== Your objective ==
Reproduce every record below exactly as it appears.

── Material provided

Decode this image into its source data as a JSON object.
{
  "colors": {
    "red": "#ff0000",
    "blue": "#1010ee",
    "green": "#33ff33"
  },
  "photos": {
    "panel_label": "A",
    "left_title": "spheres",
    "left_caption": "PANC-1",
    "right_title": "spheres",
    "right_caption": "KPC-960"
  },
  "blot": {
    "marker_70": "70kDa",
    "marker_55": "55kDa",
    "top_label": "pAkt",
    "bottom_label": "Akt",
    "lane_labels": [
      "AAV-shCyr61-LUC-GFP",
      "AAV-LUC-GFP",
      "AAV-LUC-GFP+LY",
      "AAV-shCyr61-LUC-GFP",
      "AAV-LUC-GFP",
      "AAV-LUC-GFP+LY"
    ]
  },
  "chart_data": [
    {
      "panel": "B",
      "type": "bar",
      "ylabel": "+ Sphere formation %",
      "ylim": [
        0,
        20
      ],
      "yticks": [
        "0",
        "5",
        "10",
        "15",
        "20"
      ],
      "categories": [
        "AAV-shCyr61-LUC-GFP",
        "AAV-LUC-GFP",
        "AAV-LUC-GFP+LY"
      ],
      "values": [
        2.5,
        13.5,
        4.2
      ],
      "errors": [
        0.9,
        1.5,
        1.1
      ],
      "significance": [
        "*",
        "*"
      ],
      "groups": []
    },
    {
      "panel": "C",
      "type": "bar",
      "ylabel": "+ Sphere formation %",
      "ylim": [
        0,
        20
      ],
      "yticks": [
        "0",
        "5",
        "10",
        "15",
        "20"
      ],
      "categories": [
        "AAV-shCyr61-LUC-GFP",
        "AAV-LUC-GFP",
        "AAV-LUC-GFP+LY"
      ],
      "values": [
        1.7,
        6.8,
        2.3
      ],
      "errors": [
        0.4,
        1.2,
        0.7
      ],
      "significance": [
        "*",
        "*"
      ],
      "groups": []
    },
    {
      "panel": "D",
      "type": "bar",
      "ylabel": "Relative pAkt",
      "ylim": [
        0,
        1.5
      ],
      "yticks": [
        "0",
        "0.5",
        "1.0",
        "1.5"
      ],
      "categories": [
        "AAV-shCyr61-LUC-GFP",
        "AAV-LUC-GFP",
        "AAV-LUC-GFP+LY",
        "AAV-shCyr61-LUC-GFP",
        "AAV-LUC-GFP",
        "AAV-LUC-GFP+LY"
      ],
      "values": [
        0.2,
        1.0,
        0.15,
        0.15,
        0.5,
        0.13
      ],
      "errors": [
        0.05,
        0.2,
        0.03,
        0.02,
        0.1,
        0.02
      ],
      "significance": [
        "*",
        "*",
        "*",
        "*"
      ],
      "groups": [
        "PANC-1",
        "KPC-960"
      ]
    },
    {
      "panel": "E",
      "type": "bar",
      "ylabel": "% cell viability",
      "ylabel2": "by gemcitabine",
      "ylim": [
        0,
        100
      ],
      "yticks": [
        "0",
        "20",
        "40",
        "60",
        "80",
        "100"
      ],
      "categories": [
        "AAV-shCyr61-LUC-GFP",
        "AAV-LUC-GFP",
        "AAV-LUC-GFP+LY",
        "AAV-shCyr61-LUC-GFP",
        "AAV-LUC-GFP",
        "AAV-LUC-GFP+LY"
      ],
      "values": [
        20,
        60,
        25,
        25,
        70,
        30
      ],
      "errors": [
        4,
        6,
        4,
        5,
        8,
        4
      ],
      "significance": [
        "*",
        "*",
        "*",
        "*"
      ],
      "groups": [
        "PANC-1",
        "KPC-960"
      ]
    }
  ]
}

────

== Answer to this problem ==
Decode this image into its source data as a JSON object.
{
  "colors": {
    "red": "#ff0000",
    "blue": "#1010ee",
    "green": "#33ff33"
  },
  "photos": {
    "panel_label": "A",
    "left_title": "spheres",
    "left_caption": "PANC-1",
    "right_title": "spheres",
    "right_caption": "KPC-960"
  },
  "blot": {
    "marker_70": "70kDa",
    "marker_55": "55kDa",
    "top_label": "pAkt",
    "bottom_label": "Akt",
    "lane_labels": [
      "AAV-shCyr61-LUC-GFP",
      "AAV-LUC-GFP",
      "AAV-LUC-GFP+LY",
      "AAV-shCyr61-LUC-GFP",
      "AAV-LUC-GFP",
      "AAV-LUC-GFP+LY"
    ]
  },
  "chart_data": [
    {
      "panel": "B",
      "type": "bar",
      "ylabel": "+ Sphere formation %",
      "ylim": [
        0,
        20
      ],
      "yticks": [
        "0",
        "5",
        "10",
        "15",
        "20"
      ],
      "categories": [
        "AAV-shCyr61-LUC-GFP",
        "AAV-LUC-GFP",
        "AAV-LUC-GFP+LY"
      ],
      "values": [
        2.5,
        13.5,
        4.2
      ],
      "errors": [
        0.9,
        1.5,
        1.1
      ],
      "significance": [
        "*",
        "*"
      ],
      "groups": []
    },
    {
      "panel": "C",
      "type": "bar",
      "ylabel": "+ Sphere formation %",
      "ylim": [
        0,
        20
      ],
      "yticks": [
        "0",
        "5",
        "10",
        "15",
        "20"
      ],
      "categories": [
        "AAV-shCyr61-LUC-GFP",
        "AAV-LUC-GFP",
        "AAV-LUC-GFP+LY"
      ],
      "values": [
        1.7,
        6.8,
        2.3
      ],
      "errors": [
        0.4,
        1.2,
        0.7
      ],
      "significance": [
        "*",
        "*"
      ],
      "groups": []
    },
    {
      "panel": "D",
      "type": "bar",
      "ylabel": "Relative pAkt",
      "ylim": [
        0,
        1.5
      ],
      "yticks": [
        "0",
        "0.5",
        "1.0",
        "1.5"
      ],
      "categories": [
        "AAV-shCyr61-LUC-GFP",
        "AAV-LUC-GFP",
        "AAV-LUC-GFP+LY",
        "AAV-shCyr61-LUC-GFP",
        "AAV-LUC-GFP",
        "AAV-LUC-GFP+LY"
      ],
      "values": [
        0.2,
        1.0,
        0.15,
        0.15,
        0.5,
        0.13
      ],
      "errors": [
        0.05,
        0.2,
        0.03,
        0.02,
        0.1,
        0.02
      ],
      "significance": [
        "*",
        "*",
        "*",
        "*"
      ],
      "groups": [
        "PANC-1",
        "KPC-960"
      ]
    },
    {
      "panel": "E",
      "type": "bar",
      "ylabel": "% cell viability",
      "ylabel2": "by gemcitabine",
      "ylim": [
        0,
        100
      ],
      "yticks": [
        "0",
        "20",
        "40",
        "60",
        "80",
        "100"
      ],
      "categories": [
        "AAV-shCyr61-LUC-GFP",
        "AAV-LUC-GFP",
        "AAV-LUC-GFP+LY",
        "AAV-shCyr61-LUC-GFP",
        "AAV-LUC-GFP",
        "AAV-LUC-GFP+LY"
      ],
      "values": [
        20,
        60,
        25,
        25,
        70,
        30
      ],
      "errors": [
        4,
        6,
        4,
        5,
        8,
        4
      ],
      "significance": [
        "*",
        "*",
        "*",
        "*"
      ],
      "groups": [
        "PANC-1",
        "KPC-960"
      ]
    }
  ]
}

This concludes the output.